__DIRECTIONS__
Turn the stretch of the material from the line containing "value: -2.6 (1015, 235, 1048, 256)" through the line containing "row-divider (365, 338, 1106, 340)" into a JSON list of strings, with one string per line. Include both end lines, skip any blank lines, and convert nothing else.

__RAW RECORDS__
* * *

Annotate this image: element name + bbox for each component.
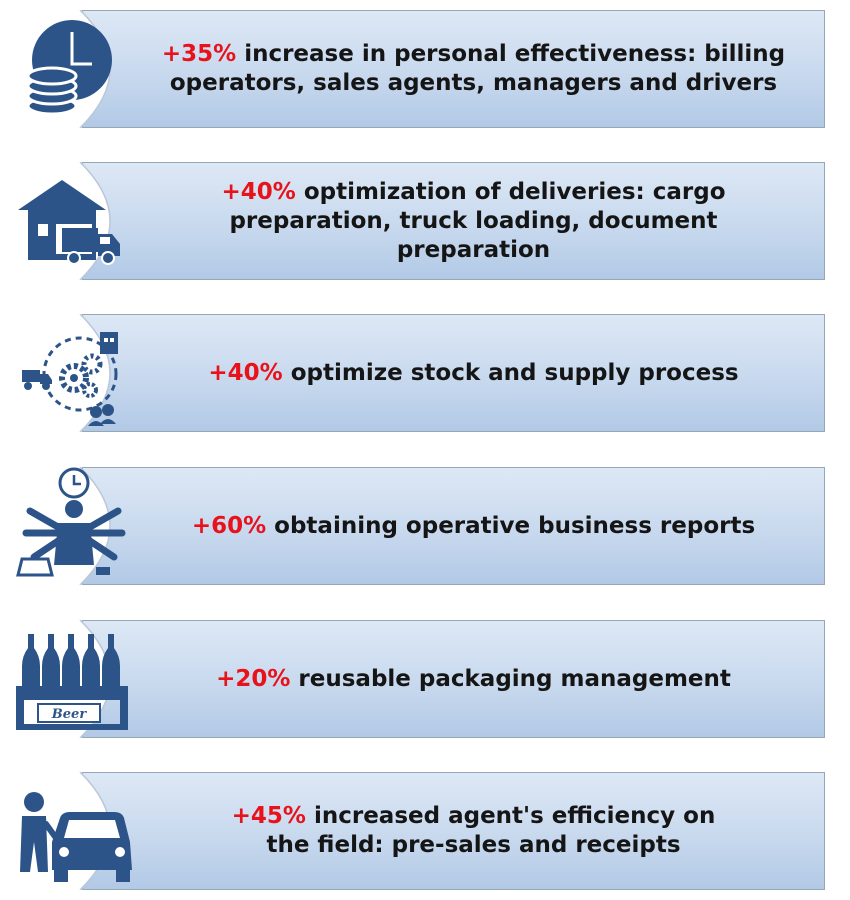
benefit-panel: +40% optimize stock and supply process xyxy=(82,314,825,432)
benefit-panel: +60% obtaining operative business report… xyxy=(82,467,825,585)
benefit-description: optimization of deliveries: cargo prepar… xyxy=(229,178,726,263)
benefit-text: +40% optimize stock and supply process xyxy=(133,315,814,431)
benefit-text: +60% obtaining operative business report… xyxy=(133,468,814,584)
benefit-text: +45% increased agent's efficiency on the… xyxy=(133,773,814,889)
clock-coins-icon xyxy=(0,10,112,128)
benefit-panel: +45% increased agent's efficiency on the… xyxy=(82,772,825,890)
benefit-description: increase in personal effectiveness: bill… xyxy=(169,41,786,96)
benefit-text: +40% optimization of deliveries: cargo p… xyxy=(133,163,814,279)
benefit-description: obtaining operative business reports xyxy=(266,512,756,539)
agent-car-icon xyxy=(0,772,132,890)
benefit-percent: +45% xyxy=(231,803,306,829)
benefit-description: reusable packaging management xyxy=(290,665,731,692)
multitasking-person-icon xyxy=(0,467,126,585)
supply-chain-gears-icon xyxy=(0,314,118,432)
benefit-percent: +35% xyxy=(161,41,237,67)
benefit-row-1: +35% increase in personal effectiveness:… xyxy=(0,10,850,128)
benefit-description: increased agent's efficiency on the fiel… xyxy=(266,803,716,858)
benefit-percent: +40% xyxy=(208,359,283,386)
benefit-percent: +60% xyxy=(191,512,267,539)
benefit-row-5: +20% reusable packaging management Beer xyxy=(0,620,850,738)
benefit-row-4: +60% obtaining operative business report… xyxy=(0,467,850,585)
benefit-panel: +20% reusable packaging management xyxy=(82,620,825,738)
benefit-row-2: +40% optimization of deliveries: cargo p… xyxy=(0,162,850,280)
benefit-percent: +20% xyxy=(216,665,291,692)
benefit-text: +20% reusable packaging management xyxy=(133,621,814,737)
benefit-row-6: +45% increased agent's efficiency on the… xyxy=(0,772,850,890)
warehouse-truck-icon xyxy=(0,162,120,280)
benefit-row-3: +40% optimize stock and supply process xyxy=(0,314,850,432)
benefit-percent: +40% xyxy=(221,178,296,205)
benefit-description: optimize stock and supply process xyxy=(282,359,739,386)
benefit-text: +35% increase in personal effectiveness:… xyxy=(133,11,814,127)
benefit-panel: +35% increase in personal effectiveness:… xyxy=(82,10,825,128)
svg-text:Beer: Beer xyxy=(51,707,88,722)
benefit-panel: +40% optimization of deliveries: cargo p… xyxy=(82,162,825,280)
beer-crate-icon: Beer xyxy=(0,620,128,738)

* * *

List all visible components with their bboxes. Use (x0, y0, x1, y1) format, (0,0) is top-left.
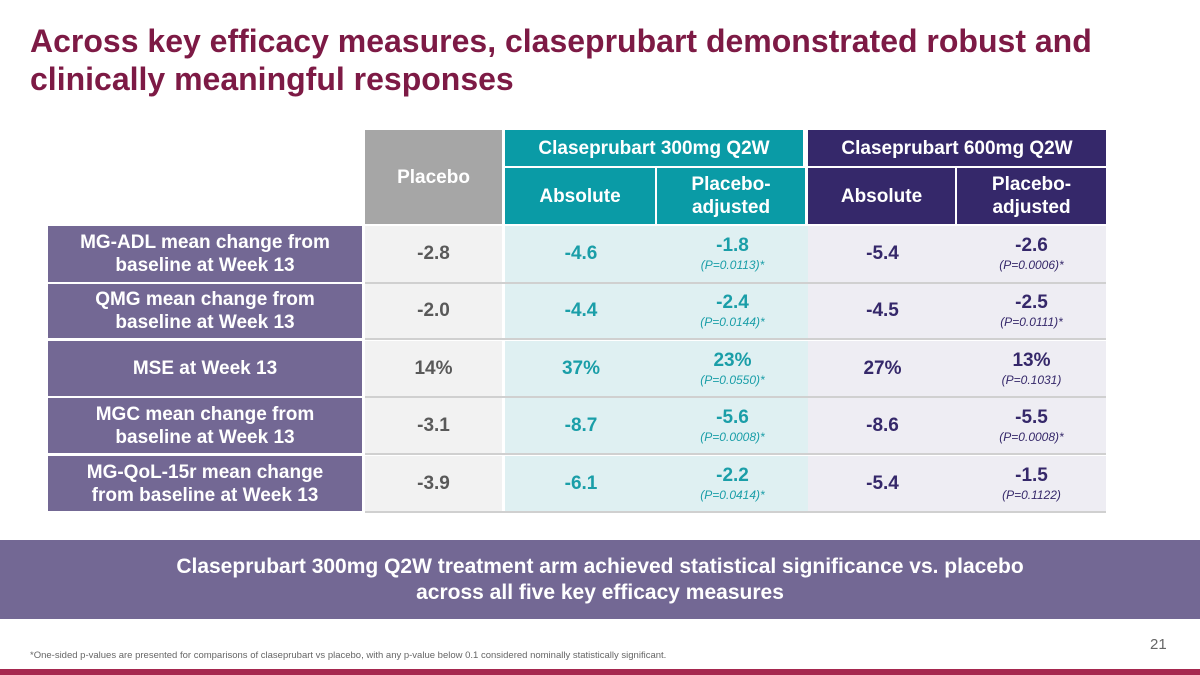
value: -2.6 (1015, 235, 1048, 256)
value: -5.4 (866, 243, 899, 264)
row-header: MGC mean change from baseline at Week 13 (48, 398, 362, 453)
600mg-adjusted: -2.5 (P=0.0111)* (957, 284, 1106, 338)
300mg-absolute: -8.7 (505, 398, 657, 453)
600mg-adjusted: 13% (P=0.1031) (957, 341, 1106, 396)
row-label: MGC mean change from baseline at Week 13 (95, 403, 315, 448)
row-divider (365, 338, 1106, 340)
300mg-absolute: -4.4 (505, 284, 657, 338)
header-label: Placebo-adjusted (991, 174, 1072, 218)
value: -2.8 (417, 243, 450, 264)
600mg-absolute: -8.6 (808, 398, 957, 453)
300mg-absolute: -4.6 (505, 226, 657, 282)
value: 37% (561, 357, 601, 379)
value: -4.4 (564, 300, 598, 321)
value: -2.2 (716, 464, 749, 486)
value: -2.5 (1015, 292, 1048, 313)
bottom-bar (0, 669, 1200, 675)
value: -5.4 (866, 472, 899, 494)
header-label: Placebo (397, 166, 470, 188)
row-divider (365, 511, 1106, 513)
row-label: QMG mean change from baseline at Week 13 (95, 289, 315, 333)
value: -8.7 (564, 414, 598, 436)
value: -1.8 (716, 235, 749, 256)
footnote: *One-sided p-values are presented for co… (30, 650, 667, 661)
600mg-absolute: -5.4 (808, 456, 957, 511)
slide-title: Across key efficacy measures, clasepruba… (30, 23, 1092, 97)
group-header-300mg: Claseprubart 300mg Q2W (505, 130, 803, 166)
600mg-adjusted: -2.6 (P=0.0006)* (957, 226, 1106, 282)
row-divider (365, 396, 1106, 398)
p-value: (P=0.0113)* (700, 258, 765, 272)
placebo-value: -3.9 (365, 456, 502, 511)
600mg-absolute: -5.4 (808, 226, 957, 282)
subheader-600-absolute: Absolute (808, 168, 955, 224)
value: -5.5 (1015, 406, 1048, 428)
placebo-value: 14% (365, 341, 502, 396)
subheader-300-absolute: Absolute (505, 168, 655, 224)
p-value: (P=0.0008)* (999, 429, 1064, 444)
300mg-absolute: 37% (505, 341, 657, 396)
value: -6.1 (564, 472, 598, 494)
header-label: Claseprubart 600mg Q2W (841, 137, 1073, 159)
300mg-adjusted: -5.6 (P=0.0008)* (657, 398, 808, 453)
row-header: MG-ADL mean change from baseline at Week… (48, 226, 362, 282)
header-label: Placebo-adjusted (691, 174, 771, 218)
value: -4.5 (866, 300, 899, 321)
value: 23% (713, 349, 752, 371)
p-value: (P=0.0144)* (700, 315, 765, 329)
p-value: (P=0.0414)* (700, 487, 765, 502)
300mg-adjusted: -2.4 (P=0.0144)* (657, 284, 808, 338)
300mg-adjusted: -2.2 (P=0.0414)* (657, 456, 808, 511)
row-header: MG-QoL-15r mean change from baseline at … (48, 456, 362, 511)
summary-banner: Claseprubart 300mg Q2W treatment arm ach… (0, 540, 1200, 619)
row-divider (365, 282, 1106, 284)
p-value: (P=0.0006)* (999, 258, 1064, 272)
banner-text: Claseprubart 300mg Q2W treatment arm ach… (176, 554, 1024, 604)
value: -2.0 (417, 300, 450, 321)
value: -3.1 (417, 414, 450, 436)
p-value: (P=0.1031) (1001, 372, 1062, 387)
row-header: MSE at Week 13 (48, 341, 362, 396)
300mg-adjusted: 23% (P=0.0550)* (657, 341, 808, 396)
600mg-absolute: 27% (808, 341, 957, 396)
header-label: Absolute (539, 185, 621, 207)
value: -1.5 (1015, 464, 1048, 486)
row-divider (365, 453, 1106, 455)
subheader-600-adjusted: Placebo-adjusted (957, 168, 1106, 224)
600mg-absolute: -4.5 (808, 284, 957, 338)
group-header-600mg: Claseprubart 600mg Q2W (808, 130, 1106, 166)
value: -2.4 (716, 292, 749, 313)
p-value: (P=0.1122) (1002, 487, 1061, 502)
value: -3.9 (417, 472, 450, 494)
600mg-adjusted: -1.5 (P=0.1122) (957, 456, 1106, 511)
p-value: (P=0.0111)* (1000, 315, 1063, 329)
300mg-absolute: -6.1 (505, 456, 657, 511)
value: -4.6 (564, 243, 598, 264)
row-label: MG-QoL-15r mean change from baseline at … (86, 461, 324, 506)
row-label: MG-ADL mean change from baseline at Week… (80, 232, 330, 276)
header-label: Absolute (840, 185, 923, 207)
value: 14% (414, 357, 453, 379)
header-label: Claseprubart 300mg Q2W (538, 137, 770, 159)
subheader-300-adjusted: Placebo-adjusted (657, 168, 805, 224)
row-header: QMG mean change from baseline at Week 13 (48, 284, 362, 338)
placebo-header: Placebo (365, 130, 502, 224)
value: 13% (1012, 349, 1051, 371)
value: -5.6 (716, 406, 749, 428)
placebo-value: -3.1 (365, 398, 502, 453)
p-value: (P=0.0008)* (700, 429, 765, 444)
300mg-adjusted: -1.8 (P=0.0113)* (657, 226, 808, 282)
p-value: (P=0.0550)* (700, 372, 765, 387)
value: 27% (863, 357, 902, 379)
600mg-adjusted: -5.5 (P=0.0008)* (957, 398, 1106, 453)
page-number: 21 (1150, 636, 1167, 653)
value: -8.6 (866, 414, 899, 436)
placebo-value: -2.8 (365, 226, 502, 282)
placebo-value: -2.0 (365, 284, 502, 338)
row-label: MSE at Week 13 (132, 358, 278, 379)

* * *

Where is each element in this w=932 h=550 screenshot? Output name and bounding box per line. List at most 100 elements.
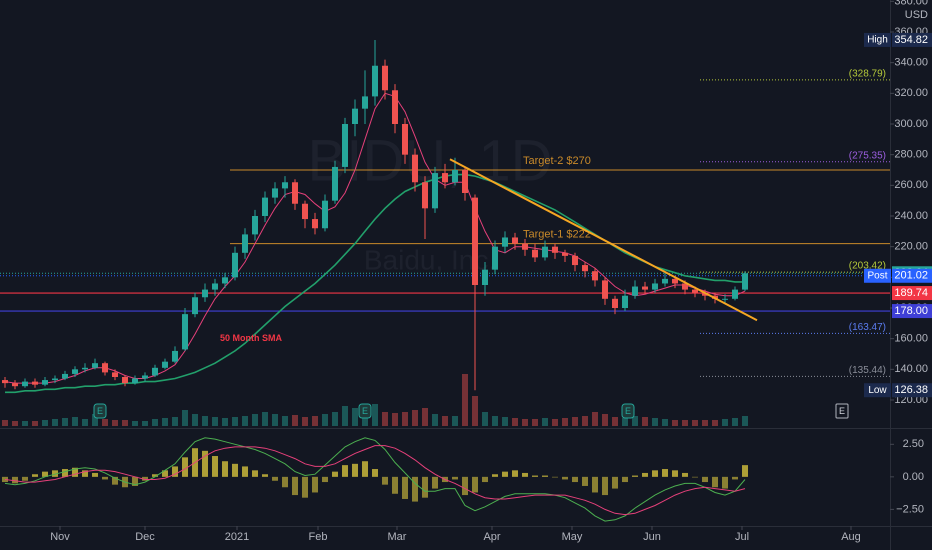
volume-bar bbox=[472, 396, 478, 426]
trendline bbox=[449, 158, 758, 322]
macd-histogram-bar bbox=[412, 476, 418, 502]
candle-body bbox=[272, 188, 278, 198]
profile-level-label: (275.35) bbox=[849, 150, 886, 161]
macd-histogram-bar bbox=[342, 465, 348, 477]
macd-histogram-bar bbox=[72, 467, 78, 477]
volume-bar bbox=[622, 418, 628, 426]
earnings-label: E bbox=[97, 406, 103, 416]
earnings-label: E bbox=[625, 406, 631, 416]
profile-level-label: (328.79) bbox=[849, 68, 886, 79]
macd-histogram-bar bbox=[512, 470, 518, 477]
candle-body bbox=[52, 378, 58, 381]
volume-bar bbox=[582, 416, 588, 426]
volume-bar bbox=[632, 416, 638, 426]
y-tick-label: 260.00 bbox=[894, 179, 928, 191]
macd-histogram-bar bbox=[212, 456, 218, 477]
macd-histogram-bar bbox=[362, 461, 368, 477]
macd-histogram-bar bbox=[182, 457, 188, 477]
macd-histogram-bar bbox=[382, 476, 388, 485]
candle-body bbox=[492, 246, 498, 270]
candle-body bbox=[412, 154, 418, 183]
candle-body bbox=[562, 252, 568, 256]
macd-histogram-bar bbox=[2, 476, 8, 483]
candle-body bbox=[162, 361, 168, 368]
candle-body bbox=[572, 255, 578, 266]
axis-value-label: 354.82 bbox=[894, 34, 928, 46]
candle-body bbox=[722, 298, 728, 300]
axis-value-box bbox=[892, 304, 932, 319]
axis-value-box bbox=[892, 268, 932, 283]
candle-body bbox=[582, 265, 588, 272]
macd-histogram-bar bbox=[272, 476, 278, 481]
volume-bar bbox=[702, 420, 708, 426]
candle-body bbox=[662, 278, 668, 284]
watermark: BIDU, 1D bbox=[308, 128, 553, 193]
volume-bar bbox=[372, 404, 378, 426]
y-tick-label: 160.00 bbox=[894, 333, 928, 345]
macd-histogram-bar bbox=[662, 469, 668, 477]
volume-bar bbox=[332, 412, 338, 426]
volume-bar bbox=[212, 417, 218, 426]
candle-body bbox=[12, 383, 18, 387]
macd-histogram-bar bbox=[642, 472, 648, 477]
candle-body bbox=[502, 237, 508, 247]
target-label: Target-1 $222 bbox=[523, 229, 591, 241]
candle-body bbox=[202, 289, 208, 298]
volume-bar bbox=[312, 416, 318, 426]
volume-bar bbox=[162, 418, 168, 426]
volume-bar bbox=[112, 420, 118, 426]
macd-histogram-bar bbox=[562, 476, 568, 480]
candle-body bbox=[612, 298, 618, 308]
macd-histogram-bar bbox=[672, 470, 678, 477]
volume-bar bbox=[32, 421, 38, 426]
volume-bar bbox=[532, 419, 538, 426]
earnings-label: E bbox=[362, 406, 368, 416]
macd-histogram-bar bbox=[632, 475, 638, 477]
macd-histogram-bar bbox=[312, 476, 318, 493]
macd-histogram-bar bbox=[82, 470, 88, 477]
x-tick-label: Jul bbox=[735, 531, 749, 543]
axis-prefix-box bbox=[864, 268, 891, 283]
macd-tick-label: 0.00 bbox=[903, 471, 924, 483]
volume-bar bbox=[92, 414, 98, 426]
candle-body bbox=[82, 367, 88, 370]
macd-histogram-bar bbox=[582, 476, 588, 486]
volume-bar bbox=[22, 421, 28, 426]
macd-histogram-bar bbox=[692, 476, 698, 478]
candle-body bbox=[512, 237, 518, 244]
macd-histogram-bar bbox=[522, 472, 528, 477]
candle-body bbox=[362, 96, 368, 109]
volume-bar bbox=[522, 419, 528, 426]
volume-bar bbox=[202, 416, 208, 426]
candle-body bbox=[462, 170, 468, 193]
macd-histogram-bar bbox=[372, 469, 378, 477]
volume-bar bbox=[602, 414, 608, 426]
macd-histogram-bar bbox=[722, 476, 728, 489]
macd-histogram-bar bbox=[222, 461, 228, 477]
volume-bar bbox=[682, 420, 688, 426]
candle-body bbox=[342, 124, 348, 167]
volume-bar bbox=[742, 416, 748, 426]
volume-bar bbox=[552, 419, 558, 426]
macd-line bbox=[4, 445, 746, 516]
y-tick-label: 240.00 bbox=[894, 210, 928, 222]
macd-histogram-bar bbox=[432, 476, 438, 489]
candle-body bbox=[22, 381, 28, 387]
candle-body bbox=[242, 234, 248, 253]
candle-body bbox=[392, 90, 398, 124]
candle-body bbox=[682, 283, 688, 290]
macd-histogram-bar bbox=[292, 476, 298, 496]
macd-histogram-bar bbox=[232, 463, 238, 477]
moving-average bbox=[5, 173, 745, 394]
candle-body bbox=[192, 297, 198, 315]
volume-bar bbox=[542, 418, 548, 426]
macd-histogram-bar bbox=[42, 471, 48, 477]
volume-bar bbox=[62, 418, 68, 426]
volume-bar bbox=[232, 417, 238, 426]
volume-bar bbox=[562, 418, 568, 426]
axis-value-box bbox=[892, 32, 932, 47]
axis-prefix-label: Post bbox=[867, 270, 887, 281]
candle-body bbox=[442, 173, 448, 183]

* * *

__ANSWER__
[
  "value: -2.6 (1015, 235, 1048, 256)",
  "value: -5.4 (866, 243, 899, 264)",
  "row-header: MGC mean change from baseline at Week 13 (48, 398, 362, 453)",
  "600mg-adjusted: -2.5 (P=0.0111)* (957, 284, 1106, 338)",
  "300mg-absolute: -8.7 (505, 398, 657, 453)",
  "600mg-adjusted: 13% (P=0.1031) (957, 341, 1106, 396)",
  "row-label: MGC mean change from baseline at Week 13 (95, 403, 315, 448)",
  "row-divider (365, 338, 1106, 340)"
]